Exercise: Copy out every line that contains "this".

Given entries:
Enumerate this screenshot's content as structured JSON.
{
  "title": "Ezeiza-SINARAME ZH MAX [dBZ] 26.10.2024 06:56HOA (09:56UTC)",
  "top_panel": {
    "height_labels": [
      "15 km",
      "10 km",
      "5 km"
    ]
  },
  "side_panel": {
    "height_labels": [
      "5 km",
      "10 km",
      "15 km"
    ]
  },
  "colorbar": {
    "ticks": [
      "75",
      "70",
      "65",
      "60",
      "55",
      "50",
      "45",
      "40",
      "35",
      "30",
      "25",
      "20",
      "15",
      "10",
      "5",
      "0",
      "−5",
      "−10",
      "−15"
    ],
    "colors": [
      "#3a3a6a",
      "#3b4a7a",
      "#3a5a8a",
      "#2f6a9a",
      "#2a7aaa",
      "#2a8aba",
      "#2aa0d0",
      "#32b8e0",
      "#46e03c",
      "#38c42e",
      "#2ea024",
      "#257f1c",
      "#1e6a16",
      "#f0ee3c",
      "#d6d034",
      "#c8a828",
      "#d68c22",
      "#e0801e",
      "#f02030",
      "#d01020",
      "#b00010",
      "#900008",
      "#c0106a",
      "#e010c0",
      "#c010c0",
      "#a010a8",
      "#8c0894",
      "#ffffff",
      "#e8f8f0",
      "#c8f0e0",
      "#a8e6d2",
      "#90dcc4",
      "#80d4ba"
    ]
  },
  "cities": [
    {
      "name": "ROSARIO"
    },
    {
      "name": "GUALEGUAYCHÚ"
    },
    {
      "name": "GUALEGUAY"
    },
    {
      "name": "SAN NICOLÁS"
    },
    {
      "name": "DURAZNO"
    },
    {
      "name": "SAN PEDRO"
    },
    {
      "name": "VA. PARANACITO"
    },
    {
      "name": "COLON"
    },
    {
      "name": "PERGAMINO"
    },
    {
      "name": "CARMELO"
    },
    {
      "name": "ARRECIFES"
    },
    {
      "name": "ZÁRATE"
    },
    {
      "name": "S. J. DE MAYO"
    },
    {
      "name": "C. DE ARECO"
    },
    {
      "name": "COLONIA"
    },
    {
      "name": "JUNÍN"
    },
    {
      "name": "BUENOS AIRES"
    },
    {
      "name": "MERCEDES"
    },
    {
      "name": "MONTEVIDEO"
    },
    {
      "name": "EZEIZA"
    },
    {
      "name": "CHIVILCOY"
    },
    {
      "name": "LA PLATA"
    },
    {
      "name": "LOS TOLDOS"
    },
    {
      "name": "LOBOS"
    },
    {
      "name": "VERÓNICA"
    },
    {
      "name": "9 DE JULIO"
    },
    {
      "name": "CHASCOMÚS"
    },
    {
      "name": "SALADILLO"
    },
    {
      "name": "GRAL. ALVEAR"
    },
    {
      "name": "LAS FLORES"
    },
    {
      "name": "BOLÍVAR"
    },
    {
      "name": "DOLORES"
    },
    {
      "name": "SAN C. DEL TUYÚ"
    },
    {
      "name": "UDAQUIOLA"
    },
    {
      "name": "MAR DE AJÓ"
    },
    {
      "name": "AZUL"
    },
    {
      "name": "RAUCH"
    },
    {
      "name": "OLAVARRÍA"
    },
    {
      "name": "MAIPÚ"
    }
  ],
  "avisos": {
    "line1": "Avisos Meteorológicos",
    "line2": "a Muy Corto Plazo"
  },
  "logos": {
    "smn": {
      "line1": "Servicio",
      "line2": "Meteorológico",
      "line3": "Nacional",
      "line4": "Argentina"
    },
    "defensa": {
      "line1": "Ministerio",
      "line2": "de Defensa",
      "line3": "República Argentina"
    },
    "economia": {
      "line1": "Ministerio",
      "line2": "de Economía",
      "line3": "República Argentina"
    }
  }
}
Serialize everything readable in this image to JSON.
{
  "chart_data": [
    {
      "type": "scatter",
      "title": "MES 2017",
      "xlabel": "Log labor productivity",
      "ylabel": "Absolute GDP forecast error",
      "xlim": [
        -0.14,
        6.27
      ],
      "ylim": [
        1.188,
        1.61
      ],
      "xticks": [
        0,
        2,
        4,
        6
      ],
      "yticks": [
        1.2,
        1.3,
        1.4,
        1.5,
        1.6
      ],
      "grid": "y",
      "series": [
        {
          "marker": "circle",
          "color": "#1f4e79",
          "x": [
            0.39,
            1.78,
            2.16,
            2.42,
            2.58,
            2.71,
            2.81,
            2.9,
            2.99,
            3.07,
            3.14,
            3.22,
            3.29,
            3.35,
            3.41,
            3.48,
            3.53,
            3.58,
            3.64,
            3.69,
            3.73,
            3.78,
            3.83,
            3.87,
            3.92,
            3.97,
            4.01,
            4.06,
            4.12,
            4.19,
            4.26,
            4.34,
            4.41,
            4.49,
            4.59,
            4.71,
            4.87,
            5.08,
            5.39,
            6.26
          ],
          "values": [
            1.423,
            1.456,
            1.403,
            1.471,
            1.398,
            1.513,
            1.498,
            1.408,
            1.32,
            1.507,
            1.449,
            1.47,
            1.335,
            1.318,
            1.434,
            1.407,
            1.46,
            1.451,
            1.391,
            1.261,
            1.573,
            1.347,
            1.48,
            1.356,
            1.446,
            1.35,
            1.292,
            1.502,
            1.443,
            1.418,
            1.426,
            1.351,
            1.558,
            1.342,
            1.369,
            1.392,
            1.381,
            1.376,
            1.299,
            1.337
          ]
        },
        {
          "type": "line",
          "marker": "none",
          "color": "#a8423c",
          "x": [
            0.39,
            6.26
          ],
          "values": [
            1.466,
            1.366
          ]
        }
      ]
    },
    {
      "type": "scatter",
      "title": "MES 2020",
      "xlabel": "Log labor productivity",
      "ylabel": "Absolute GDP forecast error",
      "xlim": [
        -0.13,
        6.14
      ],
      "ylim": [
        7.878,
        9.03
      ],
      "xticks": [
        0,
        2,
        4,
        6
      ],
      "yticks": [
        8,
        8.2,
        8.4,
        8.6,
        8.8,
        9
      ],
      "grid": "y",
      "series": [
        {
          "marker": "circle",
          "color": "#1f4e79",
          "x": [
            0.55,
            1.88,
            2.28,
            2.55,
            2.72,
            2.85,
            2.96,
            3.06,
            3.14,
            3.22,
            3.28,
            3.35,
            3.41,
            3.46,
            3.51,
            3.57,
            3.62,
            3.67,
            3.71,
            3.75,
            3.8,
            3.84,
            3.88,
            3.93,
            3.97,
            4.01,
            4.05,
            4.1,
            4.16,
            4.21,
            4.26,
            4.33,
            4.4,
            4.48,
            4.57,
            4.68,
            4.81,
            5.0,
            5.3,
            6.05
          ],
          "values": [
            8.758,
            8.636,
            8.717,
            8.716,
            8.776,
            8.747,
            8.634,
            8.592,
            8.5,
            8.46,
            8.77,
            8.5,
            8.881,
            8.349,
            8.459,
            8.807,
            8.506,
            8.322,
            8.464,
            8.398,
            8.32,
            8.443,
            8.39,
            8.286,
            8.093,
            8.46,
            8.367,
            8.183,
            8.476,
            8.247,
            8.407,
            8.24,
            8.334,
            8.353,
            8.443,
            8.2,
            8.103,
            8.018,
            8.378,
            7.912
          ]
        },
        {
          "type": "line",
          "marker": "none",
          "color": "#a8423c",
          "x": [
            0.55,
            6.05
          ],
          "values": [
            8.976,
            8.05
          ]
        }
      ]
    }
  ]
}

Finished exercise:
Enumerate this screenshot's content as structured JSON.
Serialize everything readable in this image to JSON.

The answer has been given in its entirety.